▶ THE REQUEST: Search the data for the string "Birth" and extract every line where it appears.
▬▬▬▬▬▬
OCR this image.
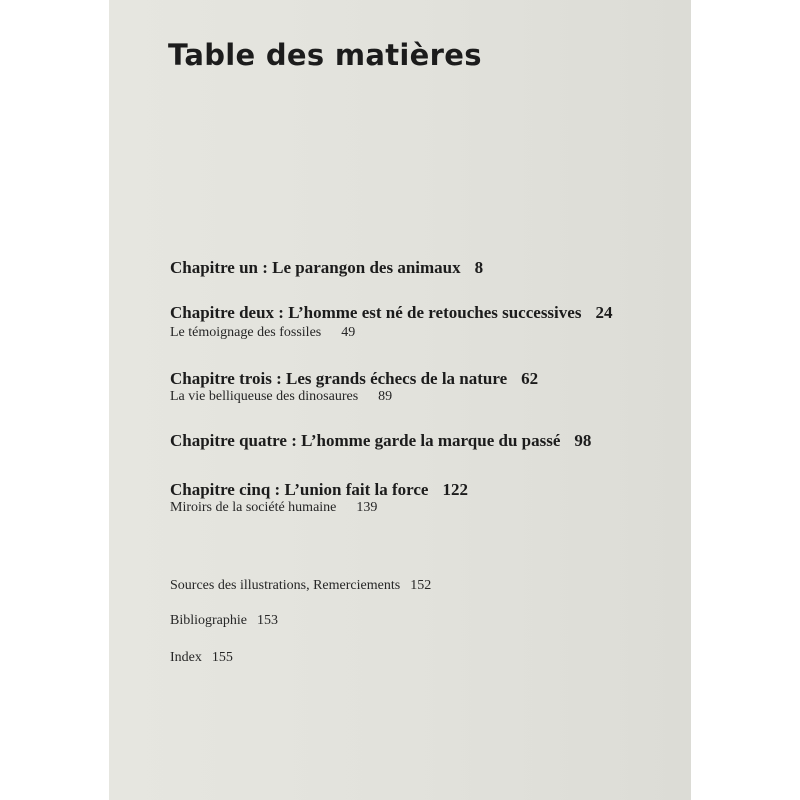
Table des matières
Chapitre un : Le parangon des animaux 8
Chapitre deux : L’homme est né de retouches successives 24
Le témoignage des fossiles 49
Chapitre trois : Les grands échecs de la nature 62
La vie belliqueuse des dinosaures 89
Chapitre quatre : L’homme garde la marque du passé 98
Chapitre cinq : L’union fait la force 122
Miroirs de la société humaine 139
Sources des illustrations, Remerciements 152
Bibliographie 153
Index 155
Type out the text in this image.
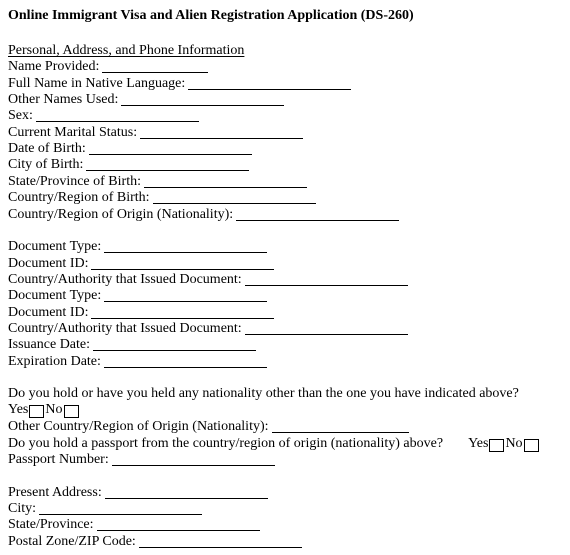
Online Immigrant Visa and Alien Registration Application (DS-260)
Personal, Address, and Phone Information
Name Provided:
Full Name in Native Language:
Other Names Used:
Sex:
Current Marital Status:
Date of Birth:
City of Birth:
State/Province of Birth:
Country/Region of Birth:
Country/Region of Origin (Nationality):
Document Type:
Document ID:
Country/Authority that Issued Document:
Document Type:
Document ID:
Country/Authority that Issued Document:
Issuance Date:
Expiration Date:
Do you hold or have you held any nationality other than the one you have indicated above?
Yes No
Other Country/Region of Origin (Nationality):
Do you hold a passport from the country/region of origin (nationality) above? Yes No
Passport Number:
Present Address:
City:
State/Province:
Postal Zone/ZIP Code:
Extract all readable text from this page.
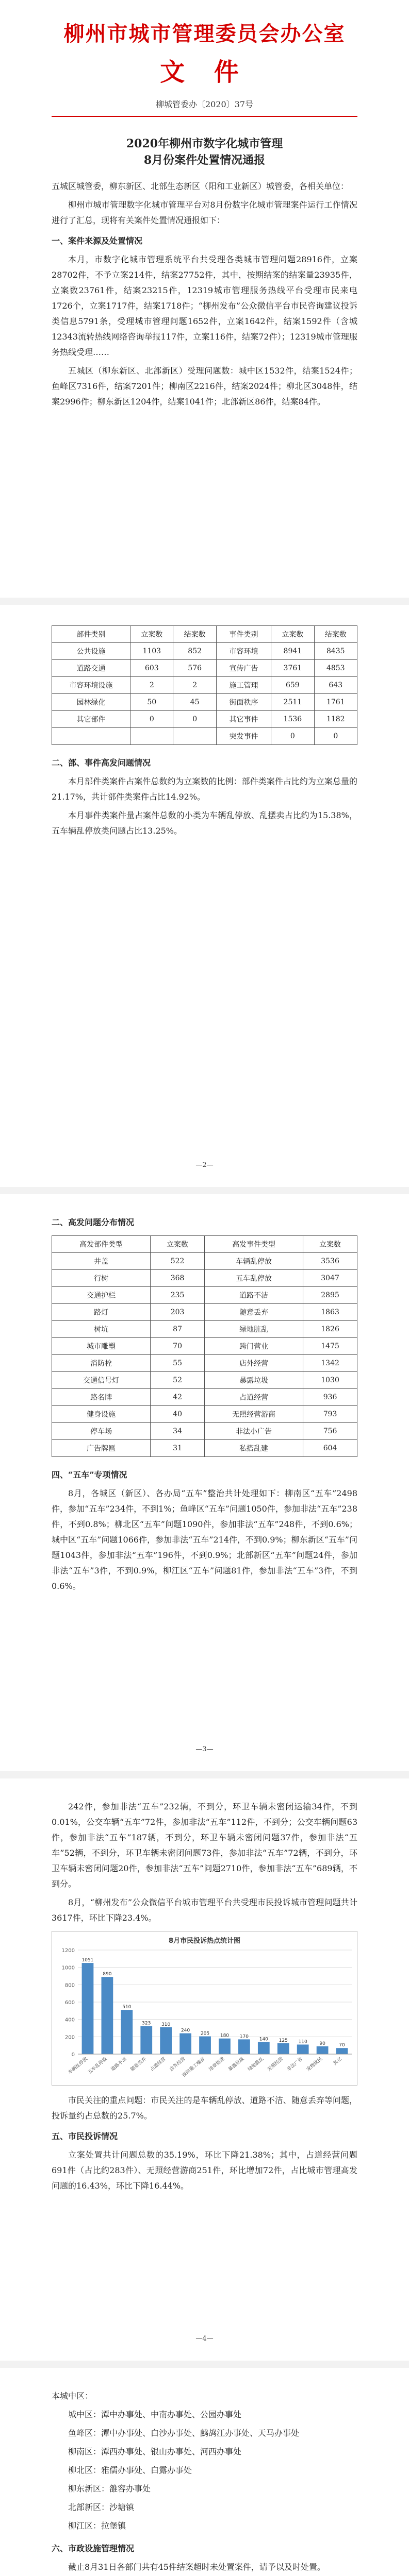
柳州市城市管理委员会办公室
文 件
柳城管委办〔2020〕37号
2020年柳州市数字化城市管理
8月份案件处置情况通报

五城区城管委，柳东新区、北部生态新区（阳和工业新区）城管委，各相关单位：

柳州市城市管理数字化城市管理平台对8月份数字化城市管理案件运行工作情况进行了汇总，现将有关案件处置情况通报如下：

一、案件来源及处置情况

本月，市数字化城市管理系统平台共受理各类城市管理问题28916件，立案28702件，不予立案214件，结案27752件，其中，按期结案的结案量23935件，立案数23761件，结案23215件，12319城市管理服务热线平台受理市民来电1726个，立案1717件，结案1718件；“柳州发布”公众微信平台市民咨询建议投诉类信息5791条，受理城市管理问题1652件，立案1642件，结案1592件（含城12343流转热线网络咨询举报117件，立案116件，结案72件）；12319城市管理服务热线受理……

五城区（柳东新区、北部新区）受理问题数：城中区1532件，结案1524件；鱼峰区7316件，结案7201件；柳南区2216件，结案2024件；柳北区3048件，结案2996件；柳东新区1204件，结案1041件；北部新区86件，结案84件。

部件类别	立案数	结案数	事件类别	立案数	结案数
公共设施	1103	852	市容环境	8941	8435
道路交通	603	576	宣传广告	3761	4853
市容环境设施	2	2	施工管理	659	643
园林绿化	50	45	街面秩序	2511	1761
其它部件	0	0	其它事件	1536	1182
			突发事件	0	0
二、部、事件高发问题情况

本月部件类案件占案件总数约为立案数的比例：部件类案件占比约为立案总量的21.17%，共计部件类案件占比14.92%。

本月事件类案件量占案件总数的小类为车辆乱停放、乱摆卖占比约为15.38%，五车辆乱停放类问题占比13.25%。

—2—
二、高发问题分布情况
高发部件类型	立案数	高发事件类型	立案数
井盖	522	车辆乱停放	3536
行树	368	五车乱停放	3047
交通护栏	235	道路不洁	2895
路灯	203	随意丢弃	1863
树坑	87	绿地脏乱	1826
城市雕塑	70	跨门营业	1475
消防栓	55	店外经营	1342
交通信号灯	52	暴露垃圾	1030
路名牌	42	占道经营	936
健身设施	40	无照经营游商	793
停车场	34	非法小广告	756
广告牌匾	31	私搭乱建	604
四、“五车”专项情况

8月，各城区（新区）、各办局“五车”整治共计处理如下：柳南区“五车”2498件，参加“五车”234件，不到1%；鱼峰区“五车”问题1050件，参加非法“五车”238件，不到0.8%；柳北区“五车”问题1090件，参加非法“五车”248件，不到0.6%；城中区“五车”问题1066件，参加非法“五车”214件，不到0.9%；柳东新区“五车”问题1043件，参加非法“五车”196件，不到0.9%；北部新区“五车”问题24件，参加非法“五车”3件，不到0.9%，柳江区“五车”问题81件，参加非法“五车”3件，不到0.6%。

—3—

242件，参加非法“五车”232辆，不到分，环卫车辆未密闭运输34件，不到0.01%，公交车辆“五车”72件，参加非法“五车”112件，不到分；公交车辆问题63件，参加非法“五车”187辆，不到分，环卫车辆未密闭问题37件，参加非法“五车”52辆，不到分，环卫车辆未密闭问题73件，参加非法“五车”72辆，不到分，环卫车辆未密闭问题20件，参加非法“五车”问题2710件，参加非法“五车”689辆，不到分。

8月，“柳州发布”公众微信平台城市管理平台共受理市民投诉城市管理问题共计3617件，环比下降23.4%。

8月市民投诉热点统计图
0
200
400
600
800
1000
1200
1051
车辆乱停放
890
五车乱停放
510
道路不洁
323
随意丢弃
310
占道经营
240
店外经营
205
夜间施工噪音
180
违章搭建
170
暴露垃圾
140
绿地脏乱
125
无照经营
110
非法广告
90
宠物扰民
70
其它

市民关注的重点问题：市民关注的是车辆乱停放、道路不洁、随意丢弃等问题，投诉量约占总数的25.7%。

五、市民投诉情况

立案处置共计问题总数的35.19%，环比下降21.38%；其中，占道经营问题691件（占比约283件）、无照经营游商251件，环比增加72件，占比城市管理高发问题的16.43%，环比下降16.44%。

—4—

本城中区：

城中区：潭中办事处、中南办事处、公园办事处

鱼峰区：潭中办事处、白沙办事处、鹧鸪江办事处、天马办事处

柳南区：潭西办事处、银山办事处、河西办事处

柳北区：雅儒办事处、白露办事处

柳东新区：雒容办事处

北部新区：沙塘镇

柳江区：拉堡镇

六、市政设施管理情况

截止8月31日各部门共有45件结案超时未处置案件，请予以及时处置。
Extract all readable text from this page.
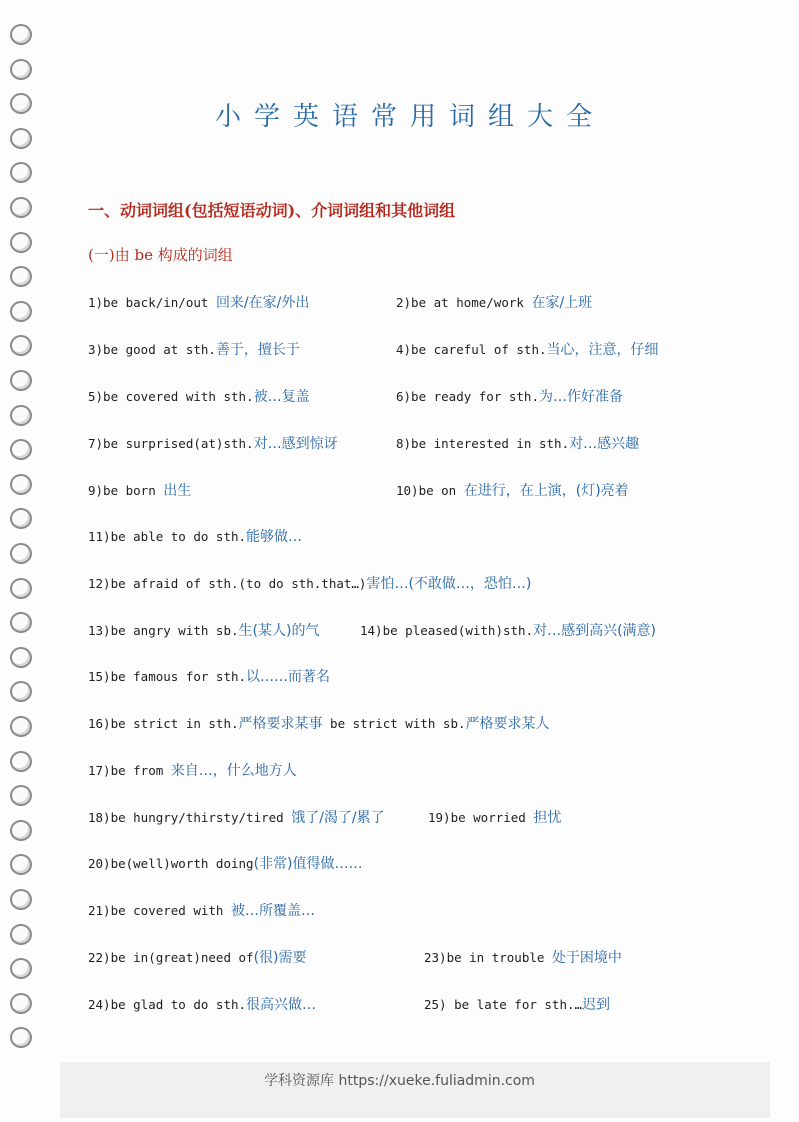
小学英语常用词组大全
一、动词词组(包括短语动词)、介词词组和其他词组
(一)由 be 构成的词组
1)be back/in/out 回来/在家/外出	2)be at home/work 在家/上班
3)be good at sth.善于，擅长于	4)be careful of sth.当心，注意，仔细
5)be covered with sth.被…复盖	6)be ready for sth.为…作好准备
7)be surprised(at)sth.对…感到惊讶	8)be interested in sth.对…感兴趣
9)be born 出生	10)be on 在进行，在上演，(灯)亮着
11)be able to do sth.能够做…
12)be afraid of sth.(to do sth.that…)害怕…(不敢做…，恐怕…)
13)be angry with sb.生(某人)的气	14)be pleased(with)sth.对…感到高兴(满意)
15)be famous for sth.以……而著名
16)be strict in sth.严格要求某事 be strict with sb.严格要求某人
17)be from 来自…，什么地方人
18)be hungry/thirsty/tired 饿了/渴了/累了	19)be worried 担忧
20)be(well)worth doing(非常)值得做……
21)be covered with 被…所覆盖…
22)be in(great)need of(很)需要	23)be in trouble 处于困境中
24)be glad to do sth.很高兴做…	25) be late for sth.…迟到
学科资源库 https://xueke.fuliadmin.com
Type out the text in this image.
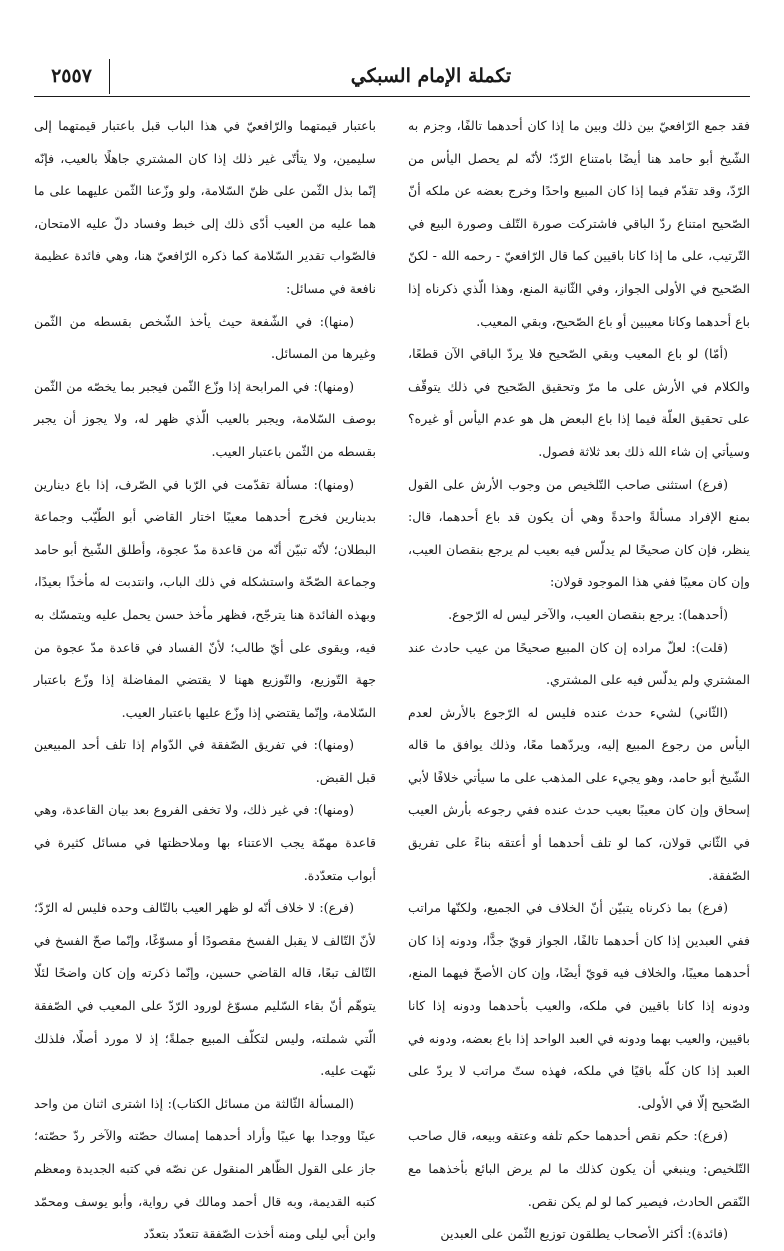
٢٥٥٧	تكملة الإمام السبكي

فقد جمع الرّافعيّ بين ذلك وبين ما إذا كان أحدهما تالفًا، وجزم به الشّيخ أبو حامد هنا أيضًا بامتناع الرّدّ؛ لأنّه لم يحصل اليأس من الرّدّ، وقد تقدّم فيما إذا كان المبيع واحدًا وخرج بعضه عن ملكه أنّ الصّحيح امتناع ردّ الباقي فاشتركت صورة التّلف وصورة البيع في التّرتيب، على ما إذا كانا باقيين كما قال الرّافعيّ - رحمه الله - لكنّ الصّحيح في الأولى الجواز، وفي الثّانية المنع، وهذا الّذي ذكرناه إذا باع أحدهما وكانا معيبين أو باع الصّحيح، وبقي المعيب.

(أمّا) لو باع المعيب وبقي الصّحيح فلا يردّ الباقي الآن قطعًا، والكلام في الأرش على ما مرّ وتحقيق الصّحيح في ذلك يتوقّف على تحقيق العلّة فيما إذا باع البعض هل هو عدم اليأس أو غيره؟ وسيأتي إن شاء الله ذلك بعد ثلاثة فصول.

(فرع) استثنى صاحب التّلخيص من وجوب الأرش على القول بمنع الإفراد مسألةً واحدةً وهي أن يكون قد باع أحدهما، قال: ينظر، فإن كان صحيحًا لم يدلّس فيه بعيب لم يرجع بنقصان العيب، وإن كان معيبًا ففي هذا الموجود قولان:

(أحدهما): يرجع بنقصان العيب، والآخر ليس له الرّجوع.

(قلت): لعلّ مراده إن كان المبيع صحيحًا من عيب حادث عند المشتري ولم يدلّس فيه على المشتري.

(الثّاني) لشيء حدث عنده فليس له الرّجوع بالأرش لعدم اليأس من رجوع المبيع إليه، ويردّهما معًا، وذلك يوافق ما قاله الشّيخ أبو حامد، وهو يجيء على المذهب على ما سيأتي خلافًا لأبي إسحاق وإن كان معيبًا بعيب حدث عنده ففي رجوعه بأرش العيب في الثّاني قولان، كما لو تلف أحدهما أو أعتقه بناءً على تفريق الصّفقة.

(فرع) بما ذكرناه يتبيّن أنّ الخلاف في الجميع، ولكنّها مراتب ففي العبدين إذا كان أحدهما تالفًا، الجواز قويّ جدًّا، ودونه إذا كان أحدهما معيبًا، والخلاف فيه قويّ أيضًا، وإن كان الأصحّ فيهما المنع، ودونه إذا كانا باقيين في ملكه، والعيب بأحدهما ودونه إذا كانا باقيين، والعيب بهما ودونه في العبد الواحد إذا باع بعضه، ودونه في العبد إذا كان كلّه باقيًا في ملكه، فهذه ستّ مراتب لا يردّ على الصّحيح إلّا في الأولى.

(فرع): حكم نقص أحدهما حكم تلفه وعتقه وبيعه، قال صاحب التّلخيص: وينبغي أن يكون كذلك ما لم يرض البائع بأخذهما مع النّقص الحادث، فيصير كما لو لم يكن نقص.

(فائدة): أكثر الأصحاب يطلقون توزيع الثّمن على العبدين

باعتبار قيمتهما والرّافعيّ في هذا الباب قبل باعتبار قيمتهما إلى سليمين، ولا يتأتّى غير ذلك إذا كان المشتري جاهلًا بالعيب، فإنّه إنّما بذل الثّمن على ظنّ السّلامة، ولو وزّعنا الثّمن عليهما على ما هما عليه من العيب أدّى ذلك إلى خبط وفساد دلّ عليه الامتحان، فالصّواب تقدير السّلامة كما ذكره الرّافعيّ هنا، وهي فائدة عظيمة نافعة في مسائل:

(منها): في الشّفعة حيث يأخذ الشّخص بقسطه من الثّمن وغيرها من المسائل.

(ومنها): في المرابحة إذا وزّع الثّمن فيجبر بما يخصّه من الثّمن بوصف السّلامة، ويجبر بالعيب الّذي ظهر له، ولا يجوز أن يجبر بقسطه من الثّمن باعتبار العيب.

(ومنها): مسألة تقدّمت في الرّبا في الصّرف، إذا باع دينارين بدينارين فخرج أحدهما معيبًا اختار القاضي أبو الطّيّب وجماعة البطلان؛ لأنّه تبيّن أنّه من قاعدة مدّ عجوة، وأطلق الشّيخ أبو حامد وجماعة الصّحّة واستشكله في ذلك الباب، وانتدبت له مأخذًا بعيدًا، وبهذه الفائدة هنا يترجّح، فظهر مأخذ حسن يحمل عليه ويتمسّك به فيه، ويقوى على أيّ طالب؛ لأنّ الفساد في قاعدة مدّ عجوة من جهة التّوزيع، والتّوزيع ههنا لا يقتضي المفاضلة إذا وزّع باعتبار السّلامة، وإنّما يقتضي إذا وزّع عليها باعتبار العيب.

(ومنها): في تفريق الصّفقة في الدّوام إذا تلف أحد المبيعين قبل القبض.

(ومنها): في غير ذلك، ولا تخفى الفروع بعد بيان القاعدة، وهي قاعدة مهمّة يجب الاعتناء بها وملاحظتها في مسائل كثيرة في أبواب متعدّدة.

(فرع): لا خلاف أنّه لو ظهر العيب بالتّالف وحده فليس له الرّدّ؛ لأنّ التّالف لا يقبل الفسخ مقصودًا أو مسوّغًا، وإنّما صحّ الفسخ في التّالف تبعًا، قاله القاضي حسين، وإنّما ذكرته وإن كان واضحًا لئلّا يتوهّم أنّ بقاء السّليم مسوّغ لورود الرّدّ على المعيب في الصّفقة الّتي شملته، وليس لتكلّف المبيع جملةً؛ إذ لا مورد أصلًا، فلذلك نبّهت عليه.

(المسألة الثّالثة من مسائل الكتاب): إذا اشترى اثنان من واحد عينًا ووجدا بها عيبًا وأراد أحدهما إمساك حصّته والآخر ردّ حصّته؛ جاز على القول الظّاهر المنقول عن نصّه في كتبه الجديدة ومعظم كتبه القديمة، وبه قال أحمد ومالك في رواية، وأبو يوسف ومحمّد وابن أبي ليلى ومنه أخذت الصّفقة تتعدّد بتعدّد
▬▬▬▬▬▬
▶ RESULT FOR THIS EXERCISE:
Date of Birth:
City of Birth:
State/Province of Birth:
Country/Region of Birth:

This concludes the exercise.